=== Data rows ===
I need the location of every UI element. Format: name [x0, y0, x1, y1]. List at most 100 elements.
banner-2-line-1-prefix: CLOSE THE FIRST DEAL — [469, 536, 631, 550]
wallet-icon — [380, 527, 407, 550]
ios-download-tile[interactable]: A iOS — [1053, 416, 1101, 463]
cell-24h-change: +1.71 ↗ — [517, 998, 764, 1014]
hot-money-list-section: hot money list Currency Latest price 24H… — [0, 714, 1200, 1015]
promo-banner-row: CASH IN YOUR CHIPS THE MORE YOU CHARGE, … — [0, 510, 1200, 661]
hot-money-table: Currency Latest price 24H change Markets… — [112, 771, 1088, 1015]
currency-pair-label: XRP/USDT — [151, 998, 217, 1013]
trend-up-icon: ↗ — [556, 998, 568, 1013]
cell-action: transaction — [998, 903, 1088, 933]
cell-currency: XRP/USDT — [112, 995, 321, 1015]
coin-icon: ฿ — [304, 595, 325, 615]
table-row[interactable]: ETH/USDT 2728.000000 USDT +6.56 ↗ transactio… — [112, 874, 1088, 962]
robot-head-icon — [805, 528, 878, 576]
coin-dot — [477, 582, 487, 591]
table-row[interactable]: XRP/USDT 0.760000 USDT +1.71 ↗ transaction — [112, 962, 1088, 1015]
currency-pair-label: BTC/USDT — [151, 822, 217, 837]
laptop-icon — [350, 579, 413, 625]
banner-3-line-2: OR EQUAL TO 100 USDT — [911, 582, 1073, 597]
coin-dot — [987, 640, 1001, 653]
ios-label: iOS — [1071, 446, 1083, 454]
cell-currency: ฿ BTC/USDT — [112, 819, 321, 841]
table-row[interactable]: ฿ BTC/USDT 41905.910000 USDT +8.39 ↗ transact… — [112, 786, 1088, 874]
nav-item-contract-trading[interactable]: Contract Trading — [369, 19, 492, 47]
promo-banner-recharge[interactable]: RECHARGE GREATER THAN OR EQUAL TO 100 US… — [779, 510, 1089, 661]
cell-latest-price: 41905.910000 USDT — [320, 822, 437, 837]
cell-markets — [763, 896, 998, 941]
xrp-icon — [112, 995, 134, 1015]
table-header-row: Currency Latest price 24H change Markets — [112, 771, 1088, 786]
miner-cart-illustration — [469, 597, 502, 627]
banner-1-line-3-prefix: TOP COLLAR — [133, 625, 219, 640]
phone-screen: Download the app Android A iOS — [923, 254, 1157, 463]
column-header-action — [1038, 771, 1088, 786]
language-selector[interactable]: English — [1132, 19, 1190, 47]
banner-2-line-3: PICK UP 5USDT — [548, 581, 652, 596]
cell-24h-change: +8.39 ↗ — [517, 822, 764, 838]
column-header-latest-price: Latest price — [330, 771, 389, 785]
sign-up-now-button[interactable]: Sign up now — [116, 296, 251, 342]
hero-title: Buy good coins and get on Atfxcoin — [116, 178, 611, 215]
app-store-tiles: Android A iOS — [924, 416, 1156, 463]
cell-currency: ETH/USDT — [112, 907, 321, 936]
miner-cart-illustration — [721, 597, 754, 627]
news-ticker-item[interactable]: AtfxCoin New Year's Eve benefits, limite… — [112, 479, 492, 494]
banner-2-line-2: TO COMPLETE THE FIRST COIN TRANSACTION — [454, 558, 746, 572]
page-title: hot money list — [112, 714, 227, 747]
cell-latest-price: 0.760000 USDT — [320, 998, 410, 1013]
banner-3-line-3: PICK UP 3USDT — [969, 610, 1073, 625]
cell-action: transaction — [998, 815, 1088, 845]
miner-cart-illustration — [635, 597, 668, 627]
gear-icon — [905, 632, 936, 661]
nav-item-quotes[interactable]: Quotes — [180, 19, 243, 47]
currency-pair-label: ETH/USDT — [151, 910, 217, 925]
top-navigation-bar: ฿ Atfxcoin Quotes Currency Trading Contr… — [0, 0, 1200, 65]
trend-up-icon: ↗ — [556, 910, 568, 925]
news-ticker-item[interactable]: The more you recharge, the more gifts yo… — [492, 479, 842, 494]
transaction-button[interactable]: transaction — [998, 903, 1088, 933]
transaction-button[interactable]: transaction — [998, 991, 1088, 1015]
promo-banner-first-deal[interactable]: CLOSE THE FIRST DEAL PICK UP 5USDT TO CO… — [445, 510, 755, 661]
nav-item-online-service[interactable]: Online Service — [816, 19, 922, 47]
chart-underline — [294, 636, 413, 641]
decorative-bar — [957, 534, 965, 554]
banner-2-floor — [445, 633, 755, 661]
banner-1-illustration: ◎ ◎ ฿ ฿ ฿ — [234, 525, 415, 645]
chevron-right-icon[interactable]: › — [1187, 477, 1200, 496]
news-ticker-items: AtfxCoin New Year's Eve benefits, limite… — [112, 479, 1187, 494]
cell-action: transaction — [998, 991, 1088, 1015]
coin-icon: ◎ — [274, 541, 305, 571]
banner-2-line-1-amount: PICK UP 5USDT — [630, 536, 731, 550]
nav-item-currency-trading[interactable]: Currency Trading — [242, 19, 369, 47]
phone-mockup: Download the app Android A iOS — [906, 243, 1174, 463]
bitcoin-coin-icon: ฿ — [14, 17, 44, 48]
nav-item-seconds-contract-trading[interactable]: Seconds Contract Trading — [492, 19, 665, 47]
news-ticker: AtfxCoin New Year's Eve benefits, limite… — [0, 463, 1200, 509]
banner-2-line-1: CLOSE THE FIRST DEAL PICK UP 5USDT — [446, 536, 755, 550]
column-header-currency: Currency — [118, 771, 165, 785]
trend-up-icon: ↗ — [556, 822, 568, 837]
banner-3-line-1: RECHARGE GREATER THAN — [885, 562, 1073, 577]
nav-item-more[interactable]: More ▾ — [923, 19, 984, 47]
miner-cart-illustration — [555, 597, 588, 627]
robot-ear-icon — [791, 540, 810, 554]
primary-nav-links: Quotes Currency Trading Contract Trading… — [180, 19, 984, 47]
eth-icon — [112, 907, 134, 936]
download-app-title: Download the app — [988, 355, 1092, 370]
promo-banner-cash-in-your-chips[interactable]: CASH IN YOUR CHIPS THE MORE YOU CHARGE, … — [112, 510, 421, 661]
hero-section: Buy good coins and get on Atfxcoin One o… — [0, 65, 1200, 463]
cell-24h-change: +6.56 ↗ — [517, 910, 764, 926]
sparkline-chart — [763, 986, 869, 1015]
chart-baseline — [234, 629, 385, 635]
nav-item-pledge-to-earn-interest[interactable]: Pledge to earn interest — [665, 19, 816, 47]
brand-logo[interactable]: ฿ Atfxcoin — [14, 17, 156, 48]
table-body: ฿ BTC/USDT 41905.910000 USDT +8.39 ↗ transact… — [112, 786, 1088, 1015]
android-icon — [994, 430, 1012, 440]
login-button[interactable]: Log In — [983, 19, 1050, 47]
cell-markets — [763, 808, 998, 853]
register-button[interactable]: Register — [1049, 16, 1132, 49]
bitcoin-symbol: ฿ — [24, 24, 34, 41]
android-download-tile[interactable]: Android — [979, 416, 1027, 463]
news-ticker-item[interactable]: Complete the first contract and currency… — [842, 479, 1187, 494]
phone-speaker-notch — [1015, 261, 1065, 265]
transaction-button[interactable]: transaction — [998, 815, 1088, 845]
===
Give the lines of the data above as a JSON list of strings, one string per line, leaving out blank lines.

**Written solution**
[
  "I need the location of every UI element. Format: name [x0, y0, x1, y1]. List at most 100 elements.",
  "banner-2-line-1-prefix: CLOSE THE FIRST DEAL — [469, 536, 631, 550]",
  "wallet-icon — [380, 527, 407, 550]",
  "ios-download-tile[interactable]: A iOS — [1053, 416, 1101, 463]",
  "cell-24h-change: +1.71 ↗ — [517, 998, 764, 1014]",
  "hot-money-list-section: hot money list Currency Latest price 24H… — [0, 714, 1200, 1015]",
  "promo-banner-row: CASH IN YOUR CHIPS THE MORE YOU CHARGE, … — [0, 510, 1200, 661]",
  "hot-money-table: Currency Latest price 24H change Markets… — [112, 771, 1088, 1015]",
  "currency-pair-label: XRP/USDT — [151, 998, 217, 1013]",
  "trend-up-icon: ↗ — [556, 998, 568, 1013]",
  "cell-action: transaction — [998, 903, 1088, 933]",
  "cell-currency: XRP/USDT — [112, 995, 321, 1015]",
  "coin-icon: ฿ — [304, 595, 325, 615]",
  "table-row[interactable]: ETH/USDT 2728.000000 USDT +6.56 ↗ transactio… — [112, 874, 1088, 962]",
  "robot-head-icon — [805, 528, 878, 576]",
  "coin-dot — [477, 582, 487, 591]",
  "table-row[interactable]: XRP/USDT 0.760000 USDT +1.71 ↗ transaction — [112, 962, 1088, 1015]",
  "currency-pair-label: BTC/USDT — [151, 822, 217, 837]",
  "laptop-icon — [350, 579, 413, 625]",
  "banner-3-line-2: OR EQUAL TO 100 USDT — [911, 582, 1073, 597]",
  "coin-dot — [987, 640, 1001, 653]",
  "ios-label: iOS — [1071, 446, 1083, 454]",
  "cell-currency: ฿ BTC/USDT — [112, 819, 321, 841]",
  "table-row[interactable]: ฿ BTC/USDT 41905.910000 USDT +8.39 ↗ transact… — [112, 786, 1088, 874]",
  "nav-item-contract-trading[interactable]: Contract Trading — [369, 19, 492, 47]",
  "promo-banner-recharge[interactable]: RECHARGE GREATER THAN OR EQUAL TO 100 US… — [779, 510, 1089, 661]",
  "cell-latest-price: 41905.910000 USDT — [320, 822, 437, 837]",
  "cell-markets — [763, 896, 998, 941]",
  "xrp-icon — [112, 995, 134, 1015]",
  "table-header-row: Currency Latest price 24H change Markets — [112, 771, 1088, 786]",
  "miner-cart-illustration — [469, 597, 502, 627]",
  "banner-1-line-3-prefix: TOP COLLAR — [133, 625, 219, 640]",
  "phone-screen: Download the app Android A iOS — [923, 254, 1157, 463]",
  "column-header-action — [1038, 771, 1088, 786]",
  "language-selector[interactable]: English — [1132, 19, 1190, 47]",
  "banner-2-line-3: PICK UP 5USDT — [548, 581, 652, 596]",
  "cell-24h-change: +8.39 ↗ — [517, 822, 764, 838]",
  "column-header-latest-price: Latest price — [330, 771, 389, 785]",
  "sign-up-now-button[interactable]: Sign up now — [116, 296, 251, 342]",
  "hero-title: Buy good coins and get on Atfxcoin — [116, 178, 611, 215]",
  "app-store-tiles: Android A iOS — [924, 416, 1156, 463]",
  "cell-currency: ETH/USDT — [112, 907, 321, 936]",
  "miner-cart-illustration — [721, 597, 754, 627]",
  "news-ticker-item[interactable]: AtfxCoin New Year's Eve benefits, limite… — [112, 479, 492, 494]",
  "banner-2-line-2: TO COMPLETE THE FIRST COIN TRANSACTION — [454, 558, 746, 572]",
  "page-title: hot money list — [112, 714, 227, 747]",
  "cell-latest-price: 0.760000 USDT — [320, 998, 410, 1013]",
  "banner-3-line-3: PICK UP 3USDT — [969, 610, 1073, 625]",
  "cell-action: transaction — [998, 815, 1088, 845]",
  "miner-cart-illustration — [635, 597, 668, 627]",
  "gear-icon — [905, 632, 936, 661]",
  "nav-item-quotes[interactable]: Quotes — [180, 19, 243, 47]",
  "currency-pair-label: ETH/USDT — [151, 910, 217, 925]",
  "top-navigation-bar: ฿ Atfxcoin Quotes Currency Trading Contr… — [0, 0, 1200, 65]",
  "trend-up-icon: ↗ — [556, 910, 568, 925]",
  "news-ticker-item[interactable]: The more you recharge, the more gifts yo… — [492, 479, 842, 494]",
  "transaction-button[interactable]: transaction — [998, 903, 1088, 933]",
  "transaction-button[interactable]: transaction — [998, 991, 1088, 1015]",
  "promo-banner-first-deal[interactable]: CLOSE THE FIRST DEAL PICK UP 5USDT TO CO… — [445, 510, 755, 661]",
  "nav-item-online-service[interactable]: Online Service — [816, 19, 922, 47]",
  "chart-underline — [294, 636, 413, 641]",
  "decorative-bar — [957, 534, 965, 554]",
  "banner-2-floor — [445, 633, 755, 661]",
  "banner-1-illustration: ◎ ◎ ฿ ฿ ฿ — [234, 525, 415, 645]",
  "chevron-right-icon[interactable]: › — [1187, 477, 1200, 496]",
  "news-ticker-items: AtfxCoin New Year's Eve benefits, limite… — [112, 479, 1187, 494]",
  "cell-action: transaction — [998, 991, 1088, 1015]",
  "coin-icon: ◎ — [274, 541, 305, 571]",
  "banner-2-line-1-amount: PICK UP 5USDT — [630, 536, 731, 550]",
  "nav-item-currency-trading[interactable]: Currency Trading — [242, 19, 369, 47]",
  "phone-mockup: Download the app Android A iOS — [906, 243, 1174, 463]",
  "bitcoin-coin-icon: ฿ — [14, 17, 44, 48]",
  "nav-item-seconds-contract-trading[interactable]: Seconds Contract Trading — [492, 19, 665, 47]",
  "news-ticker: AtfxCoin New Year's Eve benefits, limite… — [0, 463, 1200, 509]",
  "banner-2-line-1: CLOSE THE FIRST DEAL PICK UP 5USDT — [446, 536, 755, 550]",
  "column-header-currency: Currency — [118, 771, 165, 785]",
  "trend-up-icon: ↗ — [556, 822, 568, 837]",
  "banner-3-line-1: RECHARGE GREATER THAN — [885, 562, 1073, 577]",
  "nav-item-more[interactable]: More ▾ — [923, 19, 984, 47]",
  "miner-cart-illustration — [555, 597, 588, 627]",
  "robot-ear-icon — [791, 540, 810, 554]",
  "primary-nav-links: Quotes Currency Trading Contract Trading… — [180, 19, 984, 47]",
  "eth-icon — [112, 907, 134, 936]",
  "download-app-title: Download the app — [988, 355, 1092, 370]",
  "promo-banner-cash-in-your-chips[interactable]: CASH IN YOUR CHIPS THE MORE YOU CHARGE, … — [112, 510, 421, 661]",
  "hero-section: Buy good coins and get on Atfxcoin One o… — [0, 65, 1200, 463]",
  "cell-24h-change: +6.56 ↗ — [517, 910, 764, 926]",
  "sparkline-chart — [763, 986, 869, 1015]",
  "chart-baseline — [234, 629, 385, 635]",
  "nav-item-pledge-to-earn-interest[interactable]: Pledge to earn interest — [665, 19, 816, 47]",
  "brand-logo[interactable]: ฿ Atfxcoin — [14, 17, 156, 48]",
  "table-body: ฿ BTC/USDT 41905.910000 USDT +8.39 ↗ transact… — [112, 786, 1088, 1015]",
  "android-icon — [994, 430, 1012, 440]",
  "login-button[interactable]: Log In — [983, 19, 1050, 47]",
  "cell-markets — [763, 808, 998, 853]",
  "register-button[interactable]: Register — [1049, 16, 1132, 49]",
  "bitcoin-symbol: ฿ — [24, 24, 34, 41]",
  "android-download-tile[interactable]: Android — [979, 416, 1027, 463]",
  "news-ticker-item[interactable]: Complete the first contract and currency… — [842, 479, 1187, 494]",
  "phone-speaker-notch — [1015, 261, 1065, 265]",
  "transaction-button[interactable]: transaction — [998, 815, 1088, 845]"
]